Copy every one of the records below line for line, with no changes.

RECORDS SHOWN:
>> BEGIN

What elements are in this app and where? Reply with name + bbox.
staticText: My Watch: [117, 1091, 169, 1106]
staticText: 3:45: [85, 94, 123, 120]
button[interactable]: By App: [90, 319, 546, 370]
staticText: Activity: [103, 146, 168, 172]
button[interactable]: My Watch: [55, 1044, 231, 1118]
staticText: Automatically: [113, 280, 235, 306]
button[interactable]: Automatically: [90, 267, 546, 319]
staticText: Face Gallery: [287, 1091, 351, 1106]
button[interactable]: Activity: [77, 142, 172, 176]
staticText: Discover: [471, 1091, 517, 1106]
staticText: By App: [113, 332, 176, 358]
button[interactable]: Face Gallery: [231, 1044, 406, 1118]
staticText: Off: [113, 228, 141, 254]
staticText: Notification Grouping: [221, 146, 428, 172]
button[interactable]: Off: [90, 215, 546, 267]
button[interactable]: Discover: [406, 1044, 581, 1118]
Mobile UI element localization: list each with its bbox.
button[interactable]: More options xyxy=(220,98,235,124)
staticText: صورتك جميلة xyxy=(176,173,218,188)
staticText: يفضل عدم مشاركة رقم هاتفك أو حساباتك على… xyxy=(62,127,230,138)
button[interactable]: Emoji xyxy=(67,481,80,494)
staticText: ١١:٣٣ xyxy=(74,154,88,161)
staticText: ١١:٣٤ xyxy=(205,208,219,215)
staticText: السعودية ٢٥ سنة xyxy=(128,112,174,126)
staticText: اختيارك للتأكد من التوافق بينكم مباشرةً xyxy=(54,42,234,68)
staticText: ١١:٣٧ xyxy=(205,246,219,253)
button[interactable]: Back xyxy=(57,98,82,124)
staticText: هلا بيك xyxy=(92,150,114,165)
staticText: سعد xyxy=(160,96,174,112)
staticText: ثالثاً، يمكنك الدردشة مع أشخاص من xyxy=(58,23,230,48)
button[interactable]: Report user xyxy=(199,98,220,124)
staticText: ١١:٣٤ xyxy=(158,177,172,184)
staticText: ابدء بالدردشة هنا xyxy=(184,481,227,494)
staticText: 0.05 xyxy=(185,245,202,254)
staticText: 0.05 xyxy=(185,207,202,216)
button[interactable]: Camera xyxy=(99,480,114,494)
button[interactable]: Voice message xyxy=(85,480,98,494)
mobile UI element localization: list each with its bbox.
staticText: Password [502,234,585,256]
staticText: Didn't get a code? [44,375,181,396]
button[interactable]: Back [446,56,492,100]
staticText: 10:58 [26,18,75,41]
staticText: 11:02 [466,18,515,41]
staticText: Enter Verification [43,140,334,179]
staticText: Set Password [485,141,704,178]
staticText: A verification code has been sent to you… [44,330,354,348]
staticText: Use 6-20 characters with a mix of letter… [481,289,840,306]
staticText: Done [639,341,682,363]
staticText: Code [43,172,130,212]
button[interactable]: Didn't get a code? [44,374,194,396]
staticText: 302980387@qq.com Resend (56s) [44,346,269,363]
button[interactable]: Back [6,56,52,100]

>> END

RESPONSE TO THE EXERCISE:
What elements are in this app and where? Reply with name + bbox.
staticText: My Watch: [117, 1091, 169, 1106]
staticText: 3:45: [85, 94, 123, 120]
button[interactable]: By App: [90, 319, 546, 370]
staticText: Activity: [103, 146, 168, 172]
button[interactable]: My Watch: [55, 1044, 231, 1118]
staticText: Automatically: [113, 280, 235, 306]
button[interactable]: Automatically: [90, 267, 546, 319]
staticText: Face Gallery: [287, 1091, 351, 1106]
button[interactable]: Activity: [77, 142, 172, 176]
staticText: Discover: [471, 1091, 517, 1106]
staticText: By App: [113, 332, 176, 358]
button[interactable]: Face Gallery: [231, 1044, 406, 1118]
staticText: Off: [113, 228, 141, 254]
staticText: Notification Grouping: [221, 146, 428, 172]
button[interactable]: Off: [90, 215, 546, 267]
button[interactable]: Discover: [406, 1044, 581, 1118]
Mobile UI element localization: list each with its bbox.
button[interactable]: More options xyxy=(220,98,235,124)
staticText: صورتك جميلة xyxy=(176,173,218,188)
staticText: يفضل عدم مشاركة رقم هاتفك أو حساباتك على… xyxy=(62,127,230,138)
button[interactable]: Emoji xyxy=(67,481,80,494)
staticText: ١١:٣٣ xyxy=(74,154,88,161)
staticText: ١١:٣٤ xyxy=(205,208,219,215)
staticText: السعودية ٢٥ سنة xyxy=(128,112,174,126)
staticText: اختيارك للتأكد من التوافق بينكم مباشرةً xyxy=(54,42,234,68)
staticText: ١١:٣٧ xyxy=(205,246,219,253)
button[interactable]: Back xyxy=(57,98,82,124)
staticText: هلا بيك xyxy=(92,150,114,165)
staticText: سعد xyxy=(160,96,174,112)
staticText: ثالثاً، يمكنك الدردشة مع أشخاص من xyxy=(58,23,230,48)
button[interactable]: Report user xyxy=(199,98,220,124)
staticText: ١١:٣٤ xyxy=(158,177,172,184)
staticText: ابدء بالدردشة هنا xyxy=(184,481,227,494)
staticText: 0.05 xyxy=(185,245,202,254)
staticText: 0.05 xyxy=(185,207,202,216)
button[interactable]: Camera xyxy=(99,480,114,494)
button[interactable]: Voice message xyxy=(85,480,98,494)
mobile UI element localization: list each with its bbox.
staticText: Password [502,234,585,256]
staticText: Didn't get a code? [44,375,181,396]
button[interactable]: Back [446,56,492,100]
staticText: 10:58 [26,18,75,41]
staticText: 11:02 [466,18,515,41]
staticText: Enter Verification [43,140,334,179]
staticText: Set Password [485,141,704,178]
staticText: A verification code has been sent to you… [44,330,354,348]
staticText: Use 6-20 characters with a mix of letter… [481,289,840,306]
staticText: Done [639,341,682,363]
staticText: Code [43,172,130,212]
button[interactable]: Didn't get a code? [44,374,194,396]
staticText: 302980387@qq.com Resend (56s) [44,346,269,363]
button[interactable]: Back [6,56,52,100]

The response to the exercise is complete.